* [Aim]
Pictures stay out of the copy; set down each line of the listing below exactly.

*** Stored data ***

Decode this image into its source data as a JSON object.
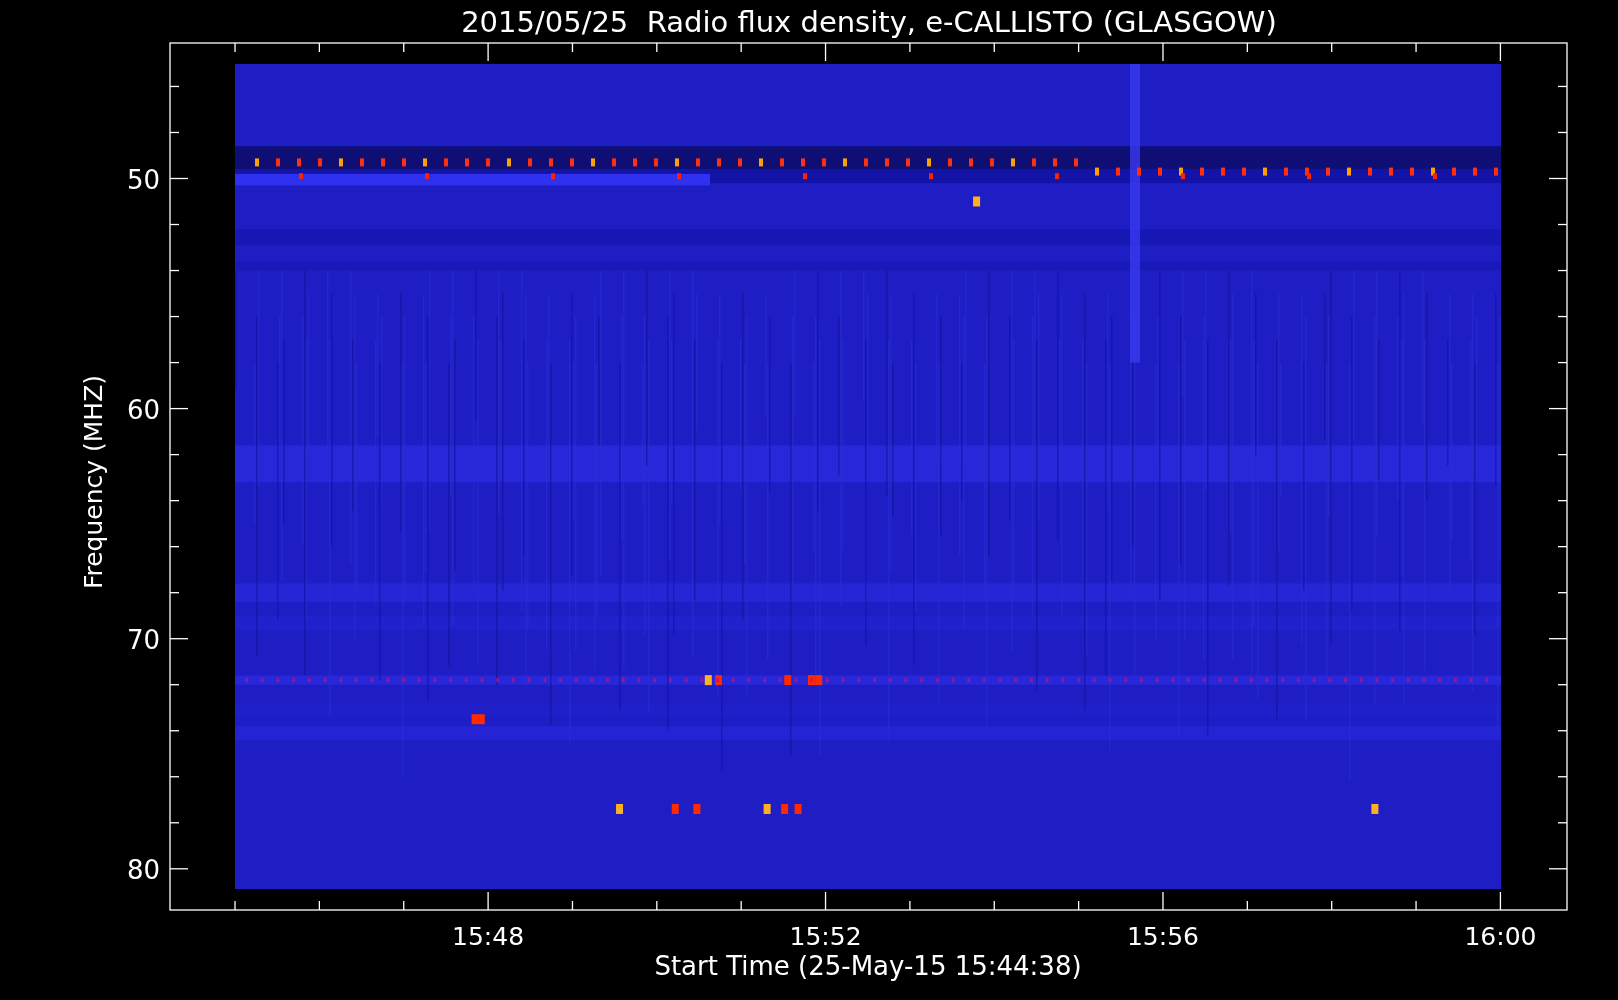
{
  "title": "2015/05/25  Radio flux density, e-CALLISTO (GLASGOW)",
  "ylabel": "Frequency (MHZ)",
  "xlabel": "Start Time (25-May-15 15:44:38)",
  "yticks": [
    "50",
    "60",
    "70",
    "80"
  ],
  "xticks": [
    "15:48",
    "15:52",
    "15:56",
    "16:00"
  ]
}
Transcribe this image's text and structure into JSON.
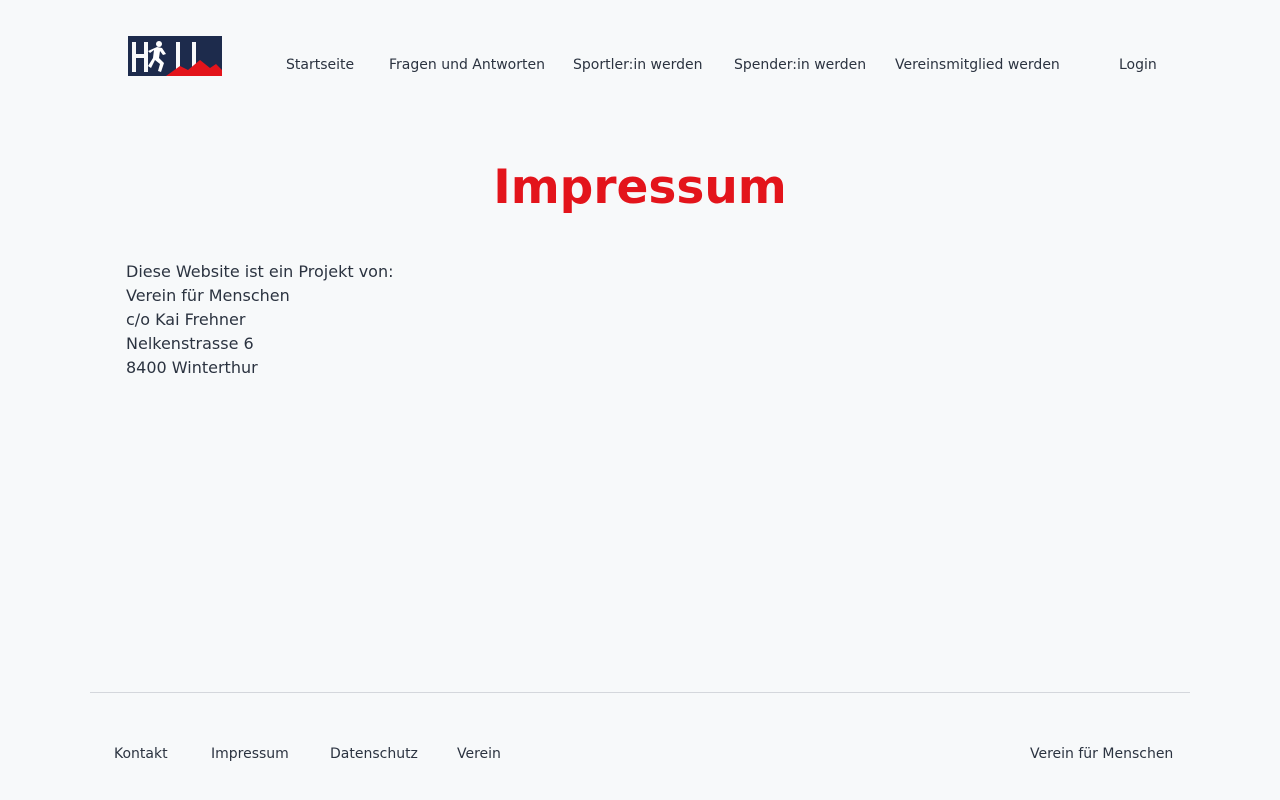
{
  "header": {
    "logo_text": "HFM",
    "nav": [
      {
        "label": "Startseite"
      },
      {
        "label": "Fragen und Antworten"
      },
      {
        "label": "Sportler:in werden"
      },
      {
        "label": "Spender:in werden"
      },
      {
        "label": "Vereinsmitglied werden"
      }
    ],
    "login_label": "Login"
  },
  "main": {
    "title": "Impressum",
    "address_lines": [
      "Diese Website ist ein Projekt von:",
      "Verein für Menschen",
      "c/o Kai Frehner",
      "Nelkenstrasse 6",
      "8400 Winterthur"
    ]
  },
  "footer": {
    "links": [
      {
        "label": "Kontakt"
      },
      {
        "label": "Impressum"
      },
      {
        "label": "Datenschutz"
      },
      {
        "label": "Verein"
      }
    ],
    "org_name": "Verein für Menschen"
  },
  "colors": {
    "accent": "#e3141b",
    "logo_navy": "#1d2b4c",
    "text": "#2b3340",
    "background": "#f7f9fa"
  }
}
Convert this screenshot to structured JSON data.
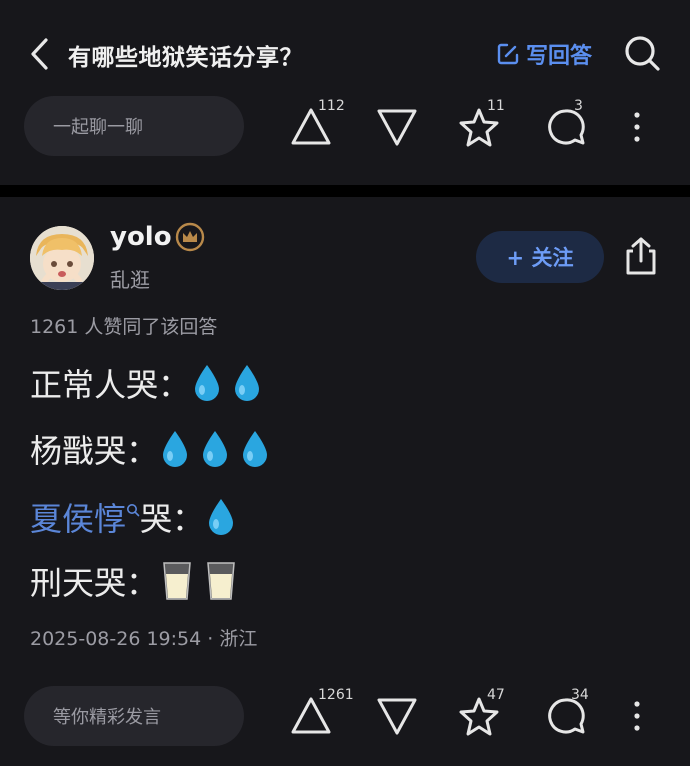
{
  "header": {
    "title": "有哪些地狱笑话分享？",
    "write_label": "写回答"
  },
  "top_actions": {
    "comment_placeholder": "一起聊一聊",
    "upvote_count": "112",
    "star_count": "11",
    "comment_count": "3"
  },
  "answer": {
    "username": "yolo",
    "user_subtitle": "乱逛",
    "follow_label": "+ 关注",
    "agree_text": "1261 人赞同了该回答",
    "lines": [
      {
        "text": "正常人哭：",
        "icon": "water-drop",
        "count": 2
      },
      {
        "text": "杨戬哭：",
        "icon": "water-drop",
        "count": 3
      },
      {
        "link_text": "夏侯惇",
        "text": "哭：",
        "icon": "water-drop",
        "count": 1
      },
      {
        "text": "刑天哭：",
        "icon": "milk-glass",
        "count": 2
      }
    ],
    "timestamp": "2025-08-26 19:54 · 浙江"
  },
  "bottom_actions": {
    "comment_placeholder": "等你精彩发言",
    "upvote_count": "1261",
    "star_count": "47",
    "comment_count": "34"
  },
  "colors": {
    "accent": "#5b8ff0",
    "link": "#5b86d8",
    "water": "#2aa6e0"
  }
}
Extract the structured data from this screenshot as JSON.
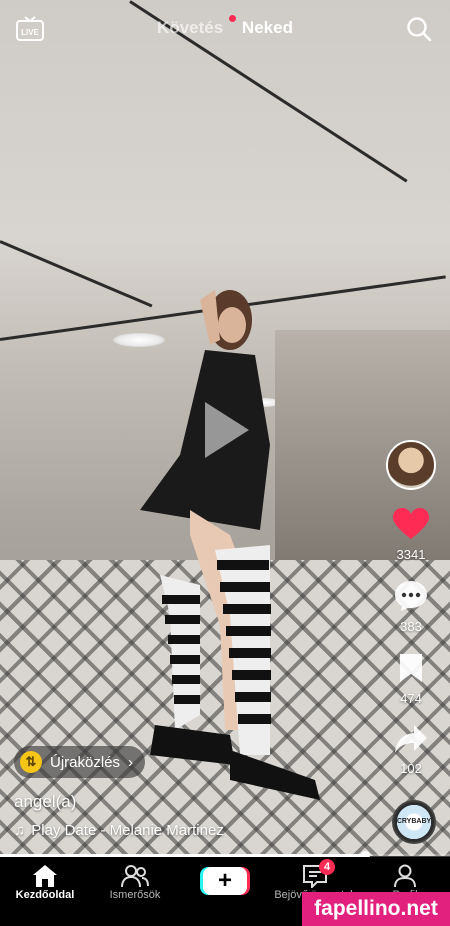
{
  "header": {
    "tab_following": "Követés",
    "tab_for_you": "Neked",
    "live_label": "LIVE"
  },
  "rail": {
    "likes": "3341",
    "comments": "383",
    "saves": "474",
    "shares": "102"
  },
  "repost": {
    "label": "Újraközlés",
    "chevron": "›"
  },
  "video": {
    "caption": "angel(a)",
    "music": "Play Date - Melanie Martinez",
    "disc_text": "CRYBABY",
    "progress": 0.81
  },
  "nav": {
    "home": "Kezdőoldal",
    "friends": "Ismerősök",
    "create": "+",
    "inbox": "Bejövő üzenetek",
    "inbox_badge": "4",
    "profile": "Profil"
  },
  "watermark": "fapellino.net",
  "colors": {
    "accent_red": "#fe2c55",
    "accent_cyan": "#25f4ee",
    "watermark": "#e2207e"
  }
}
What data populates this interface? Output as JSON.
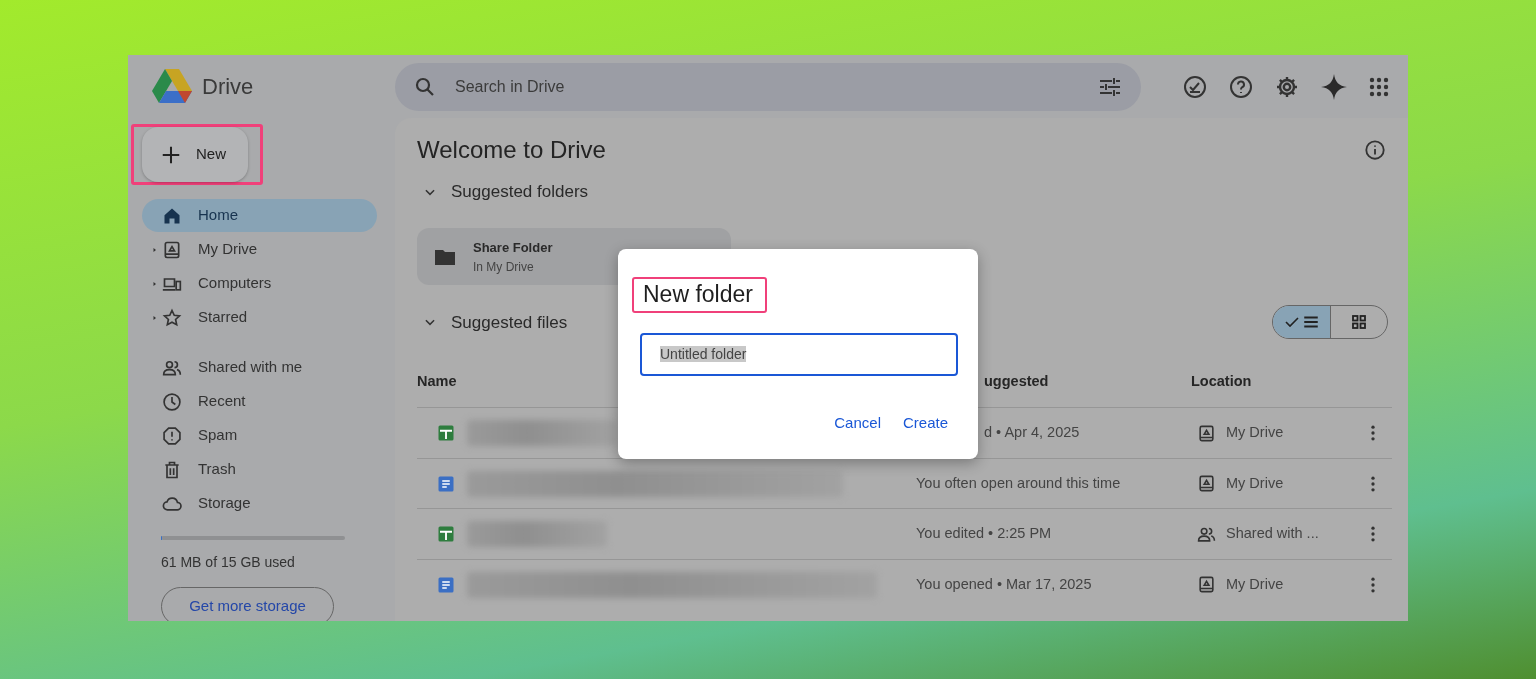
{
  "app": {
    "name": "Drive"
  },
  "search": {
    "placeholder": "Search in Drive"
  },
  "new_button": {
    "label": "New",
    "highlighted": true
  },
  "sidebar": {
    "sections": [
      [
        {
          "label": "Home",
          "kind": "home",
          "selected": true,
          "expandable": false
        },
        {
          "label": "My Drive",
          "kind": "drive",
          "selected": false,
          "expandable": true
        },
        {
          "label": "Computers",
          "kind": "computer",
          "selected": false,
          "expandable": true
        },
        {
          "label": "Starred",
          "kind": "star",
          "selected": false,
          "expandable": true
        }
      ],
      [
        {
          "label": "Shared with me",
          "kind": "people",
          "selected": false,
          "expandable": false
        },
        {
          "label": "Recent",
          "kind": "clock",
          "selected": false,
          "expandable": false
        },
        {
          "label": "Spam",
          "kind": "spam",
          "selected": false,
          "expandable": false
        },
        {
          "label": "Trash",
          "kind": "trash",
          "selected": false,
          "expandable": false
        },
        {
          "label": "Storage",
          "kind": "cloud",
          "selected": false,
          "expandable": false
        }
      ]
    ]
  },
  "storage": {
    "level": 0.004,
    "usage": "61 MB of 15 GB used",
    "button": "Get more storage"
  },
  "main": {
    "title": "Welcome to Drive",
    "folders_section": {
      "label": "Suggested folders",
      "expanded": true
    },
    "folders": [
      {
        "name": "Share Folder",
        "location": "In My Drive"
      }
    ],
    "files_section": {
      "label": "Suggested files",
      "expanded": true
    },
    "view_toggle": [
      {
        "kind": "list",
        "selected": true
      },
      {
        "kind": "grid",
        "selected": false
      }
    ],
    "table": {
      "columns": [
        {
          "label": "Name",
          "partial": false
        },
        {
          "label": "uggested",
          "partial": true
        },
        {
          "label": "Location",
          "partial": false
        }
      ],
      "rows": [
        {
          "kind": "sheet",
          "reason": "d • Apr 4, 2025",
          "reason_partial": true,
          "location": {
            "kind": "drive",
            "label": "My Drive"
          }
        },
        {
          "kind": "doc",
          "reason": "You often open around this time",
          "reason_partial": false,
          "location": {
            "kind": "drive",
            "label": "My Drive"
          }
        },
        {
          "kind": "sheet",
          "reason": "You edited • 2:25 PM",
          "reason_partial": false,
          "location": {
            "kind": "people",
            "label": "Shared with ..."
          }
        },
        {
          "kind": "doc",
          "reason": "You opened • Mar 17, 2025",
          "reason_partial": false,
          "location": {
            "kind": "drive",
            "label": "My Drive"
          }
        }
      ]
    }
  },
  "dialog": {
    "title": "New folder",
    "title_highlighted": true,
    "value": "Untitled folder",
    "buttons": [
      "Cancel",
      "Create"
    ]
  }
}
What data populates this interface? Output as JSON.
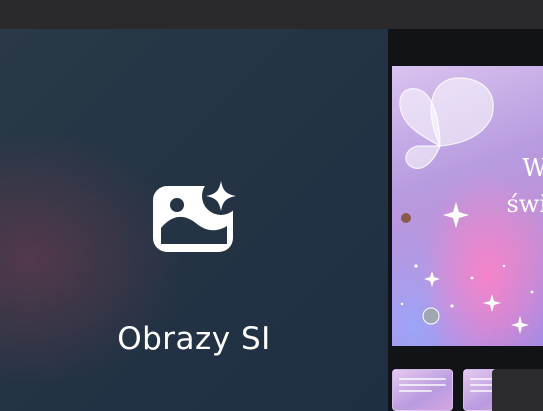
{
  "tile": {
    "label": "Obrazy SI",
    "icon": "ai-image-sparkle-icon"
  },
  "preview": {
    "text_line_1": "W",
    "text_line_2": "świ"
  },
  "colors": {
    "tile_background": "#243445",
    "preview_accent": "#c28ed6"
  }
}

***

* [The reply]
Decode this image into its source data as a JSON object.
{
  "title": "2015/05/25  Radio flux density, e-CALLISTO (GLASGOW)",
  "ylabel": "Frequency (MHZ)",
  "xlabel": "Start Time (25-May-15 15:44:38)",
  "yticks": [
    "50",
    "60",
    "70",
    "80"
  ],
  "xticks": [
    "15:48",
    "15:52",
    "15:56",
    "16:00"
  ]
}
Transcribe this image's text and structure into JSON.
{
  "header": {
    "logo_text": "HFM",
    "nav": [
      {
        "label": "Startseite"
      },
      {
        "label": "Fragen und Antworten"
      },
      {
        "label": "Sportler:in werden"
      },
      {
        "label": "Spender:in werden"
      },
      {
        "label": "Vereinsmitglied werden"
      }
    ],
    "login_label": "Login"
  },
  "main": {
    "title": "Impressum",
    "address_lines": [
      "Diese Website ist ein Projekt von:",
      "Verein für Menschen",
      "c/o Kai Frehner",
      "Nelkenstrasse 6",
      "8400 Winterthur"
    ]
  },
  "footer": {
    "links": [
      {
        "label": "Kontakt"
      },
      {
        "label": "Impressum"
      },
      {
        "label": "Datenschutz"
      },
      {
        "label": "Verein"
      }
    ],
    "org_name": "Verein für Menschen"
  },
  "colors": {
    "accent": "#e3141b",
    "logo_navy": "#1d2b4c",
    "text": "#2b3340",
    "background": "#f7f9fa"
  }
}
Convert this screenshot to structured JSON data.
{
  "header": {
    "title": "有哪些地狱笑话分享？",
    "write_label": "写回答"
  },
  "top_actions": {
    "comment_placeholder": "一起聊一聊",
    "upvote_count": "112",
    "star_count": "11",
    "comment_count": "3"
  },
  "answer": {
    "username": "yolo",
    "user_subtitle": "乱逛",
    "follow_label": "+ 关注",
    "agree_text": "1261 人赞同了该回答",
    "lines": [
      {
        "text": "正常人哭：",
        "icon": "water-drop",
        "count": 2
      },
      {
        "text": "杨戬哭：",
        "icon": "water-drop",
        "count": 3
      },
      {
        "link_text": "夏侯惇",
        "text": "哭：",
        "icon": "water-drop",
        "count": 1
      },
      {
        "text": "刑天哭：",
        "icon": "milk-glass",
        "count": 2
      }
    ],
    "timestamp": "2025-08-26 19:54 · 浙江"
  },
  "bottom_actions": {
    "comment_placeholder": "等你精彩发言",
    "upvote_count": "1261",
    "star_count": "47",
    "comment_count": "34"
  },
  "colors": {
    "accent": "#5b8ff0",
    "link": "#5b86d8",
    "water": "#2aa6e0"
  }
}
Extract the structured data from this screenshot as JSON.
{
  "header": {
    "tab_following": "Követés",
    "tab_for_you": "Neked",
    "live_label": "LIVE"
  },
  "rail": {
    "likes": "3341",
    "comments": "383",
    "saves": "474",
    "shares": "102"
  },
  "repost": {
    "label": "Újraközlés",
    "chevron": "›"
  },
  "video": {
    "caption": "angel(a)",
    "music": "Play Date - Melanie Martinez",
    "disc_text": "CRYBABY",
    "progress": 0.81
  },
  "nav": {
    "home": "Kezdőoldal",
    "friends": "Ismerősök",
    "create": "+",
    "inbox": "Bejövő üzenetek",
    "inbox_badge": "4",
    "profile": "Profil"
  },
  "watermark": "fapellino.net",
  "colors": {
    "accent_red": "#fe2c55",
    "accent_cyan": "#25f4ee",
    "watermark": "#e2207e"
  }
}
What data populates this interface? Output as JSON.
{
  "app": {
    "name": "Drive"
  },
  "search": {
    "placeholder": "Search in Drive"
  },
  "new_button": {
    "label": "New",
    "highlighted": true
  },
  "sidebar": {
    "sections": [
      [
        {
          "label": "Home",
          "kind": "home",
          "selected": true,
          "expandable": false
        },
        {
          "label": "My Drive",
          "kind": "drive",
          "selected": false,
          "expandable": true
        },
        {
          "label": "Computers",
          "kind": "computer",
          "selected": false,
          "expandable": true
        },
        {
          "label": "Starred",
          "kind": "star",
          "selected": false,
          "expandable": true
        }
      ],
      [
        {
          "label": "Shared with me",
          "kind": "people",
          "selected": false,
          "expandable": false
        },
        {
          "label": "Recent",
          "kind": "clock",
          "selected": false,
          "expandable": false
        },
        {
          "label": "Spam",
          "kind": "spam",
          "selected": false,
          "expandable": false
        },
        {
          "label": "Trash",
          "kind": "trash",
          "selected": false,
          "expandable": false
        },
        {
          "label": "Storage",
          "kind": "cloud",
          "selected": false,
          "expandable": false
        }
      ]
    ]
  },
  "storage": {
    "level": 0.004,
    "usage": "61 MB of 15 GB used",
    "button": "Get more storage"
  },
  "main": {
    "title": "Welcome to Drive",
    "folders_section": {
      "label": "Suggested folders",
      "expanded": true
    },
    "folders": [
      {
        "name": "Share Folder",
        "location": "In My Drive"
      }
    ],
    "files_section": {
      "label": "Suggested files",
      "expanded": true
    },
    "view_toggle": [
      {
        "kind": "list",
        "selected": true
      },
      {
        "kind": "grid",
        "selected": false
      }
    ],
    "table": {
      "columns": [
        {
          "label": "Name",
          "partial": false
        },
        {
          "label": "uggested",
          "partial": true
        },
        {
          "label": "Location",
          "partial": false
        }
      ],
      "rows": [
        {
          "kind": "sheet",
          "reason": "d • Apr 4, 2025",
          "reason_partial": true,
          "location": {
            "kind": "drive",
            "label": "My Drive"
          }
        },
        {
          "kind": "doc",
          "reason": "You often open around this time",
          "reason_partial": false,
          "location": {
            "kind": "drive",
            "label": "My Drive"
          }
        },
        {
          "kind": "sheet",
          "reason": "You edited • 2:25 PM",
          "reason_partial": false,
          "location": {
            "kind": "people",
            "label": "Shared with ..."
          }
        },
        {
          "kind": "doc",
          "reason": "You opened • Mar 17, 2025",
          "reason_partial": false,
          "location": {
            "kind": "drive",
            "label": "My Drive"
          }
        }
      ]
    }
  },
  "dialog": {
    "title": "New folder",
    "title_highlighted": true,
    "value": "Untitled folder",
    "buttons": [
      "Cancel",
      "Create"
    ]
  }
}
What data populates this interface? Output as JSON.
{
  "tile": {
    "label": "Obrazy SI",
    "icon": "ai-image-sparkle-icon"
  },
  "preview": {
    "text_line_1": "W",
    "text_line_2": "świ"
  },
  "colors": {
    "tile_background": "#243445",
    "preview_accent": "#c28ed6"
  }
}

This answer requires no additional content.